Excerpted text:
Availability of Mental Telehealth Services Varies by Geography, Facility

No differences in availability seen based on diagnosis of patient-level characteristics

By Lori Solomon HealthDay Reporter

WEDNESDAY, Feb. 7, 2024 (HealthDay News) — Geographic and facility factors influence the availability of mental telehealth services, according to a study published online Feb. 2 in JAMA Health Forum.

Jonathan Cantor, Ph.D., from the RAND Corporation in Santa Monica, California, and colleagues quantified availability, wait times, and service features of telehealth for major depressive disorder, general anxiety disorder, and schizophrenia throughout the United States. The analysis included a secret shopper survey of 1,221 mental health treatment facilities (MHTFs) throughout all U.S. states except Hawaii from December 2022 to March 2023.

The researchers found that 87 percent of facilities were accepting new patients and 80 percent reported offering telehealth, with availability not differing by clinical condition. Among those offering telehealth services, 97 percent reported availability of counseling services, 77 percent medication management, and 69 percent diagnostic services. Telehealth was more likely to be offered at private for-profit (adjusted odds ratio, 1.75) and private nonprofit (adjusted odds ratio, 2.20) facilities. The median wait time for a first telehealth appointment was 14 days (range, four to 75 days).

“These findings suggest that there are significant differences in the availability of telehealth appointments by location of MHTFs across the United States, but few differences based on the client-caller’s demographic characteristics or mental health condition,” the authors write.

What you will do:
In the telehealth article, copy the passage between "Jonathan Cantor, Ph.D., from" and "to March 2023.", inclusive, updating "secret shopper" to "mystery shopper".

Study material:
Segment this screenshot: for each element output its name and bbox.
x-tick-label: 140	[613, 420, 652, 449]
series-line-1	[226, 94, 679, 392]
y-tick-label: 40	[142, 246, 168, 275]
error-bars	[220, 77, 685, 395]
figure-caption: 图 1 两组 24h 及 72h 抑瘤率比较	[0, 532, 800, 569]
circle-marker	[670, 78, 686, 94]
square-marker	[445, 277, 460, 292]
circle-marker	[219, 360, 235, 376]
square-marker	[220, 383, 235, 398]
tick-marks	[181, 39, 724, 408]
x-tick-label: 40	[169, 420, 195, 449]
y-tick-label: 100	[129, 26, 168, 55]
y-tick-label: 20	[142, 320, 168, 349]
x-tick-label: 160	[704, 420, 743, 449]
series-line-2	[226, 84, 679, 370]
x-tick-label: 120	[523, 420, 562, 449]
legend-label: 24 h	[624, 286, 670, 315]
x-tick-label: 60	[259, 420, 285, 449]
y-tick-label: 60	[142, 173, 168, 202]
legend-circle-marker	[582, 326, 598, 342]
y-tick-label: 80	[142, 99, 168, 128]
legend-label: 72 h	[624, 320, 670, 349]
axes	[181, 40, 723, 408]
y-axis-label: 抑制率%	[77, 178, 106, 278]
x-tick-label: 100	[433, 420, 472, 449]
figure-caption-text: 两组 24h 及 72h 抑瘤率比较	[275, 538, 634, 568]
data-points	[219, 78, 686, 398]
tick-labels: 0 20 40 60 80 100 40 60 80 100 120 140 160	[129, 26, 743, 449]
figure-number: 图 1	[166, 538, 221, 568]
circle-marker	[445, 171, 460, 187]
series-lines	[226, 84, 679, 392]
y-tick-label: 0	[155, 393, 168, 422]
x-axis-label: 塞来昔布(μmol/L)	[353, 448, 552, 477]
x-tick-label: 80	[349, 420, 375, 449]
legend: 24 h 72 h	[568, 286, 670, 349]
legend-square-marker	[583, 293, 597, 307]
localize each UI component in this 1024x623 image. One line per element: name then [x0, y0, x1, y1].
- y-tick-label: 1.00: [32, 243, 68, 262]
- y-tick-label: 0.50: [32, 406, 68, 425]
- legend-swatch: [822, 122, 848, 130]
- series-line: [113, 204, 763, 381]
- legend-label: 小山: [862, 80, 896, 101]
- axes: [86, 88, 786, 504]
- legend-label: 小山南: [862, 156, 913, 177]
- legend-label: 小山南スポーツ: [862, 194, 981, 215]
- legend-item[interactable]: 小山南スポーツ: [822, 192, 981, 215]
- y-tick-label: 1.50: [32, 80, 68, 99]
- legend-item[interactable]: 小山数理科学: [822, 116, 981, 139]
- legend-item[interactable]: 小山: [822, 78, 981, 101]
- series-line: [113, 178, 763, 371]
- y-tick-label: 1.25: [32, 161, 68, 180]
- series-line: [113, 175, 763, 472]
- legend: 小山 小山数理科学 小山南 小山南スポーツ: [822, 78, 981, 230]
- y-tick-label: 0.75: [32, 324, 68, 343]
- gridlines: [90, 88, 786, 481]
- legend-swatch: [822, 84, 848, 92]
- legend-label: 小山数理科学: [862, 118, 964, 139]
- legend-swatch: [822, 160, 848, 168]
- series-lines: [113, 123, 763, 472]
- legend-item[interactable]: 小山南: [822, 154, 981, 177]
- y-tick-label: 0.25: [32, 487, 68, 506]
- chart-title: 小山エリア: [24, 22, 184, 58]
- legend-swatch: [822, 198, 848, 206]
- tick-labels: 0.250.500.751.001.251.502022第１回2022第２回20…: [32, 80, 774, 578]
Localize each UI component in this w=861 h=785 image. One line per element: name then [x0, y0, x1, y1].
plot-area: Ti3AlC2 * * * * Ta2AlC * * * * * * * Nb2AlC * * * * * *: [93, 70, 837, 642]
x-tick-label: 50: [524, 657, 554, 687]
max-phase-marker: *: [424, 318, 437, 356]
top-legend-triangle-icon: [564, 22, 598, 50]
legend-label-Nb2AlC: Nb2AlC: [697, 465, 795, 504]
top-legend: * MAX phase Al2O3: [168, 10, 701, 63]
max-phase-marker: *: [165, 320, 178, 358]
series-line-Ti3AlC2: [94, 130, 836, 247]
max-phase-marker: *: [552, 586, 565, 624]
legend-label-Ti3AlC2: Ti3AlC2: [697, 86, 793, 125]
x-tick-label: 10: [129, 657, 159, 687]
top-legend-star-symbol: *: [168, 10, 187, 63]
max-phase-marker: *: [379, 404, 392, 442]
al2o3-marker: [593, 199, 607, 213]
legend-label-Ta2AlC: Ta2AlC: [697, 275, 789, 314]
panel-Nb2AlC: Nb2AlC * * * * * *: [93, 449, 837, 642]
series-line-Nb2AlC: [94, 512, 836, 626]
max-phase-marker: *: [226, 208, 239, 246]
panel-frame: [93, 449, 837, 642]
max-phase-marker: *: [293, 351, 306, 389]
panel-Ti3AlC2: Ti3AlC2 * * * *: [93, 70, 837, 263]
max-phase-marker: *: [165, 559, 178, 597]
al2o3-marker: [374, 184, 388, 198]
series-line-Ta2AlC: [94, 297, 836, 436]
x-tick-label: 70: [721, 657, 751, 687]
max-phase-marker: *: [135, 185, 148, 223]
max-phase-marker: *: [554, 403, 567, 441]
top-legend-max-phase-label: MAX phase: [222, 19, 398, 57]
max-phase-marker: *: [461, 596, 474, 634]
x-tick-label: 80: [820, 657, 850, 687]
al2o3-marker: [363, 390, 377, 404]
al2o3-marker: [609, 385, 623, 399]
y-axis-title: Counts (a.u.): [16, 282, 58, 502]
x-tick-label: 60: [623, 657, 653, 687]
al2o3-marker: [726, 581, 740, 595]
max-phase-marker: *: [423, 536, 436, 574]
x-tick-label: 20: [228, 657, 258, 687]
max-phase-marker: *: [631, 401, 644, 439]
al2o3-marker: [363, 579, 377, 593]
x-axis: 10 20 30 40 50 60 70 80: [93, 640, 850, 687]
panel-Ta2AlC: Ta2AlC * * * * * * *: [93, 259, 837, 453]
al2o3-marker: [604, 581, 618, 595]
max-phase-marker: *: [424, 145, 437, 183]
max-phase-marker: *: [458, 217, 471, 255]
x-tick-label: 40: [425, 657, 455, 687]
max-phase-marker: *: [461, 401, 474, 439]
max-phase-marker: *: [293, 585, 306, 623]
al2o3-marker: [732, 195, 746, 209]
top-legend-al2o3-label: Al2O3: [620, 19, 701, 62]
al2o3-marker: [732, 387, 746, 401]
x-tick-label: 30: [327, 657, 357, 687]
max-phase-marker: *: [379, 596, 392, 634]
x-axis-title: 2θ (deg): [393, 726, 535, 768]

Answer for the task:
Jonathan Cantor, Ph.D., from the RAND Corporation in Santa Monica, California, and colleagues quantified availability, wait times, and service features of telehealth for major depressive disorder, general anxiety disorder, and schizophrenia throughout the United States. The analysis included a mystery shopper survey of 1,221 mental health treatment facilities (MHTFs) throughout all U.S. states except Hawaii from December 2022 to March 2023.